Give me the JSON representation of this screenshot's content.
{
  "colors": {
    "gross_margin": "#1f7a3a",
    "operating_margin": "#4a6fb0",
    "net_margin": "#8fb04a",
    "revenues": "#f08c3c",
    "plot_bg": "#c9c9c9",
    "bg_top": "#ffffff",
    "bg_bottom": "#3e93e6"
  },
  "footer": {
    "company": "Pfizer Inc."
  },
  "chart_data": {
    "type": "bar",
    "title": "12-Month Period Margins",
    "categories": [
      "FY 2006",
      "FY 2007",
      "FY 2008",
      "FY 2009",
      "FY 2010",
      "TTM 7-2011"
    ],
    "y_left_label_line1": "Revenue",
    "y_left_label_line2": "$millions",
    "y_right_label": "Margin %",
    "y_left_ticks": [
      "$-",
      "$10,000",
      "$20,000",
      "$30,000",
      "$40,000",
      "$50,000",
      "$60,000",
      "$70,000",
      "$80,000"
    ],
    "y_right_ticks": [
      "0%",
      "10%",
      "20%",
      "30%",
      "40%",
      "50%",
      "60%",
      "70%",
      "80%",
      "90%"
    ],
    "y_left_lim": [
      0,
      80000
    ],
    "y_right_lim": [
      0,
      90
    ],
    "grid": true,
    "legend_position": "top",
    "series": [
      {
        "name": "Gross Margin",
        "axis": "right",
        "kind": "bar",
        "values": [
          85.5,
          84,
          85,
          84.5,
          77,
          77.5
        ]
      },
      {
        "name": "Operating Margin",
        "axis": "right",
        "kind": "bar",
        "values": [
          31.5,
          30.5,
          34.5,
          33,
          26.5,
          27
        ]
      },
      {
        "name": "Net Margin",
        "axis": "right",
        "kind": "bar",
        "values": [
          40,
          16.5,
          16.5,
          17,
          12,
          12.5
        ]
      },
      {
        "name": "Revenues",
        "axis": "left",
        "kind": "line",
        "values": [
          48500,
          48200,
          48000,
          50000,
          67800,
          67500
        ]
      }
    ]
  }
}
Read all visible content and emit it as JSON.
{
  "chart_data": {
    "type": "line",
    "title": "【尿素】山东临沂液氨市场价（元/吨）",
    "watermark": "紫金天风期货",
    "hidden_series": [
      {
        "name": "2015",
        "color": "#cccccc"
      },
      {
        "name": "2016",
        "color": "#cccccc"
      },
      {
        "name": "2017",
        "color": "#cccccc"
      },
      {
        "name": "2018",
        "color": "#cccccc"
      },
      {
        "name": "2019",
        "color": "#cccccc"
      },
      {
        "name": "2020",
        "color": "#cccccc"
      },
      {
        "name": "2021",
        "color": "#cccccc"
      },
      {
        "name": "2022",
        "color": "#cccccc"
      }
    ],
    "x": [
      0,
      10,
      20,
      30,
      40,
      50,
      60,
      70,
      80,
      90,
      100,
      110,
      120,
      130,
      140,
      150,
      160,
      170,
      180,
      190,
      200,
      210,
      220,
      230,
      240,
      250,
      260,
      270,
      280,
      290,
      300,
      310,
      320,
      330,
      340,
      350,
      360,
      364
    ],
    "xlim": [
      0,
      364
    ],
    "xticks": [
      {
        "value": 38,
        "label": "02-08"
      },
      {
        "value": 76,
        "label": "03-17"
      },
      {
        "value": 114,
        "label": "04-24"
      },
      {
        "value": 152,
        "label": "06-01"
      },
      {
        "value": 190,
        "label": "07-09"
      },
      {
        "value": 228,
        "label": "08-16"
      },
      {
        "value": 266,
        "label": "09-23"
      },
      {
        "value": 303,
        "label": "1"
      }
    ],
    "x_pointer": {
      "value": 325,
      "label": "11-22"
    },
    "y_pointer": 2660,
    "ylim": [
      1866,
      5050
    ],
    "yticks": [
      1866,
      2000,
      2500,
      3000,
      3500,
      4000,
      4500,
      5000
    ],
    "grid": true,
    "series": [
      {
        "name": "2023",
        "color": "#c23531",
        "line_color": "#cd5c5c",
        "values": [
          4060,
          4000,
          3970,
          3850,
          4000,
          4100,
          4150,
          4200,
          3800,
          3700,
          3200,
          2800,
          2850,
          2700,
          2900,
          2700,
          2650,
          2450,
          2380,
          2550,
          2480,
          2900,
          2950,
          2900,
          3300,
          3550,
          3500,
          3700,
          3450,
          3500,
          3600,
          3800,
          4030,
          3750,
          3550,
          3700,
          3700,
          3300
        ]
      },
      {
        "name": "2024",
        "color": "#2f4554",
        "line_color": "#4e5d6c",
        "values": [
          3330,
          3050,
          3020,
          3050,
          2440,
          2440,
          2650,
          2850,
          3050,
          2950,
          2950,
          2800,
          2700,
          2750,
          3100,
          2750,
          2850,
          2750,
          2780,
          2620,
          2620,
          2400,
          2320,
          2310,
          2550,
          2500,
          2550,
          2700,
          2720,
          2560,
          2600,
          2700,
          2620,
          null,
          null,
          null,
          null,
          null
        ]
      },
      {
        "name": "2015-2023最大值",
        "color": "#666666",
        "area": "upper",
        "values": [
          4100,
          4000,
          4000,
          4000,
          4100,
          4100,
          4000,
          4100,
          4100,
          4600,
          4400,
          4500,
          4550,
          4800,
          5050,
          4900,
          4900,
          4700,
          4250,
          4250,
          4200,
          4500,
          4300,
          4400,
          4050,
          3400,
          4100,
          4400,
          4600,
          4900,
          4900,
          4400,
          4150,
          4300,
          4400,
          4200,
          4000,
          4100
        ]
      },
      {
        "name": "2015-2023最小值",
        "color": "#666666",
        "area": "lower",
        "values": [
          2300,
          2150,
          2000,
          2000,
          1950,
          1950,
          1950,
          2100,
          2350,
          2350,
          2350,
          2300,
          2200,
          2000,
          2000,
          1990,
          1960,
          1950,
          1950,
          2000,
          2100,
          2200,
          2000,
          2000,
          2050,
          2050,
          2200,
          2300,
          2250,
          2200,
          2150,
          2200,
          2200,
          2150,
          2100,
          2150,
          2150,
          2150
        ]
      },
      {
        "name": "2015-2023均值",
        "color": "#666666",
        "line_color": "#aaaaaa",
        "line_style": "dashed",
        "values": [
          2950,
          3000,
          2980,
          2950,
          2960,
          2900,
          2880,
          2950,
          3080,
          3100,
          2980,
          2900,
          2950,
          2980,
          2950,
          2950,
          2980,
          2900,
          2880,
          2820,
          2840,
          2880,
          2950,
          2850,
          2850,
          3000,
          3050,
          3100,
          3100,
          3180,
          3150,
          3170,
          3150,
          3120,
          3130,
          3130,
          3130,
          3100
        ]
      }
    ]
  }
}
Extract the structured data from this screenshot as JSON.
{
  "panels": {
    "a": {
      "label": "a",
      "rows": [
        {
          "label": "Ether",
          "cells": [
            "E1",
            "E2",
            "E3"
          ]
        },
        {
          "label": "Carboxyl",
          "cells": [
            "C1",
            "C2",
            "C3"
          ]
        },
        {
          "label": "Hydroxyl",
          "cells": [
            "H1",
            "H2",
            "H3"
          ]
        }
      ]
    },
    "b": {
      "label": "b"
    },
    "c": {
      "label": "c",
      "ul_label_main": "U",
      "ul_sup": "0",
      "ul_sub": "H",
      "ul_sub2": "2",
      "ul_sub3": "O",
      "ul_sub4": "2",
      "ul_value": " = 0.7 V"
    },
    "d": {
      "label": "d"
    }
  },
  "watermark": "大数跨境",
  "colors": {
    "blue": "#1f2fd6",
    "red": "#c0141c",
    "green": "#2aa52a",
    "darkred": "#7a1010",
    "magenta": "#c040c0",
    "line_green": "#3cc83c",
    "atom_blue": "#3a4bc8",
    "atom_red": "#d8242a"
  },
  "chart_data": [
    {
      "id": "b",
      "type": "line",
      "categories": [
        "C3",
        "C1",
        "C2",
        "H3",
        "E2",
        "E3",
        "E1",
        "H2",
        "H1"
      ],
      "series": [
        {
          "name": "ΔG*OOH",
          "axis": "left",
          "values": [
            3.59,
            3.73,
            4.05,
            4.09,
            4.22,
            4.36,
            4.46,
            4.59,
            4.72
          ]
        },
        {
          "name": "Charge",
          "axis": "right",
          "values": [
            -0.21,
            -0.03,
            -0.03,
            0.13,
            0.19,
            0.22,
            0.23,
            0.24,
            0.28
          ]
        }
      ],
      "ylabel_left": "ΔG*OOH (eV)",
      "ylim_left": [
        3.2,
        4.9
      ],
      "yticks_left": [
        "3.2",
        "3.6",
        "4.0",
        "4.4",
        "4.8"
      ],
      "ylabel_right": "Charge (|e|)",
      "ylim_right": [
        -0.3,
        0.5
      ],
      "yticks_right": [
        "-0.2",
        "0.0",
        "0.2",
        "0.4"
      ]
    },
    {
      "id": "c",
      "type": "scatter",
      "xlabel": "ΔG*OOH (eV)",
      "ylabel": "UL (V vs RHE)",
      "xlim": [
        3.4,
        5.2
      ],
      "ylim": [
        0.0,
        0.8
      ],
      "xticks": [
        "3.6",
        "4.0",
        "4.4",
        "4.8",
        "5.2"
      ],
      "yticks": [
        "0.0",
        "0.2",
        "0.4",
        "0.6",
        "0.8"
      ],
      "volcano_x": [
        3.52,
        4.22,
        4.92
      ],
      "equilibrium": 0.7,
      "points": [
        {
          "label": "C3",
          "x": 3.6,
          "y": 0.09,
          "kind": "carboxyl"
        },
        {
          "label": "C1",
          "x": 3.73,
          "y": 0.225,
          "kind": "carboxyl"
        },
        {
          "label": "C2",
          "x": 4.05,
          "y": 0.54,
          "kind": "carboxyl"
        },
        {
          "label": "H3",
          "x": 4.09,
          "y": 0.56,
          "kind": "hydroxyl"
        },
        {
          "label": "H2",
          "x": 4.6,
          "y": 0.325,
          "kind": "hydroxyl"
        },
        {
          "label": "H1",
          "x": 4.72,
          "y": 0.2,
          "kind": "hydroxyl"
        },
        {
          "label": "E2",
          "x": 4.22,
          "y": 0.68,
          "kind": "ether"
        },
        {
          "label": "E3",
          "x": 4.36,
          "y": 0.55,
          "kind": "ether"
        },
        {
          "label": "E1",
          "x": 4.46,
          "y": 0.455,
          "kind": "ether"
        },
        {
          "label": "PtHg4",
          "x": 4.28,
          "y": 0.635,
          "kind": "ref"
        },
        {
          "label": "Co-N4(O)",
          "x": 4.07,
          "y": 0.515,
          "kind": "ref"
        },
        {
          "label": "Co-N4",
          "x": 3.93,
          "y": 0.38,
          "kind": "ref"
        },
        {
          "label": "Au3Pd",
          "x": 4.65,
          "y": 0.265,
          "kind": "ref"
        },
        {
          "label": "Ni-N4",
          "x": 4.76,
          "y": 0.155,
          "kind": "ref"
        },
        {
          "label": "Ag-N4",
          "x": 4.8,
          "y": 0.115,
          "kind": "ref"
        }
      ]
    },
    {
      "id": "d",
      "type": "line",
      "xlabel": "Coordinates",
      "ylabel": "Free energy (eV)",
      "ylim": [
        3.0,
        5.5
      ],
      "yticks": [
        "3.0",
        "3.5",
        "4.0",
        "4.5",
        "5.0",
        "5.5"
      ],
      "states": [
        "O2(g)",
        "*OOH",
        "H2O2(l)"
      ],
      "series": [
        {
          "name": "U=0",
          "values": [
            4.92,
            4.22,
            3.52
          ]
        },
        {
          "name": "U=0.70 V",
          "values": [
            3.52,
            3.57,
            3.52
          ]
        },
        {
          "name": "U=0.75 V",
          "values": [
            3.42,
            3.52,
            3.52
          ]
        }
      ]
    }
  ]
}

------------------------------

Show all lines in the entries above where the string "xlabel" appears.

# OUTPUT
      "xlabel": "ΔG*OOH (eV)",
      "xlabel": "Coordinates",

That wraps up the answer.